::: ENTRIES PROVIDED

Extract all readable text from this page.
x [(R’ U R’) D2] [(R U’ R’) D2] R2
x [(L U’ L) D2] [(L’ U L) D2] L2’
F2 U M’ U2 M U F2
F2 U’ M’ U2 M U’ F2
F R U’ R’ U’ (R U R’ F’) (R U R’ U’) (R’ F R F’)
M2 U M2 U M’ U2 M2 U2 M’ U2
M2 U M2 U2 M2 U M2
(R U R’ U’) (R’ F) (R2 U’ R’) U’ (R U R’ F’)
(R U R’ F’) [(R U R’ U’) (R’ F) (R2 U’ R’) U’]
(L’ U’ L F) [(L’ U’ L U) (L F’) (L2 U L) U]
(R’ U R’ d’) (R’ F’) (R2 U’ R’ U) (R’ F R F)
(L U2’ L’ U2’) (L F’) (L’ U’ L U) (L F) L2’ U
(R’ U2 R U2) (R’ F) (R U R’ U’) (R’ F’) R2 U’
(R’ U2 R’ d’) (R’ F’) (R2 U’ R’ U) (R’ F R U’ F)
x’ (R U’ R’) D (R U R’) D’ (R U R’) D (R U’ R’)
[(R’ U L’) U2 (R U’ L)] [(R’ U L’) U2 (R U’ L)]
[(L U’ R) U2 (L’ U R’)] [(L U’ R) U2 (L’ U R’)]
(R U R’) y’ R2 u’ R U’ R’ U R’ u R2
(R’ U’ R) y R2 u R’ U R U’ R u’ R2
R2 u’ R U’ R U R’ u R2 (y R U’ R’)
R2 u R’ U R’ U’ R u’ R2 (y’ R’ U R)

::::::

» WHAT THIS TASK INVOLVES
Copy out every line of the data above, exactly as given.

» RESPONSE TO THIS TASK
Extract all readable text from this page.
x [(R’ U R’) D2] [(R U’ R’) D2] R2
x [(L U’ L) D2] [(L’ U L) D2] L2’
F2 U M’ U2 M U F2
F2 U’ M’ U2 M U’ F2
F R U’ R’ U’ (R U R’ F’) (R U R’ U’) (R’ F R F’)
M2 U M2 U M’ U2 M2 U2 M’ U2
M2 U M2 U2 M2 U M2
(R U R’ U’) (R’ F) (R2 U’ R’) U’ (R U R’ F’)
(R U R’ F’) [(R U R’ U’) (R’ F) (R2 U’ R’) U’]
(L’ U’ L F) [(L’ U’ L U) (L F’) (L2 U L) U]
(R’ U R’ d’) (R’ F’) (R2 U’ R’ U) (R’ F R F)
(L U2’ L’ U2’) (L F’) (L’ U’ L U) (L F) L2’ U
(R’ U2 R U2) (R’ F) (R U R’ U’) (R’ F’) R2 U’
(R’ U2 R’ d’) (R’ F’) (R2 U’ R’ U) (R’ F R U’ F)
x’ (R U’ R’) D (R U R’) D’ (R U R’) D (R U’ R’)
[(R’ U L’) U2 (R U’ L)] [(R’ U L’) U2 (R U’ L)]
[(L U’ R) U2 (L’ U R’)] [(L U’ R) U2 (L’ U R’)]
(R U R’) y’ R2 u’ R U’ R’ U R’ u R2
(R’ U’ R) y R2 u R’ U R U’ R u’ R2
R2 u’ R U’ R U R’ u R2 (y R U’ R’)
R2 u R’ U R’ U’ R u’ R2 (y’ R’ U R)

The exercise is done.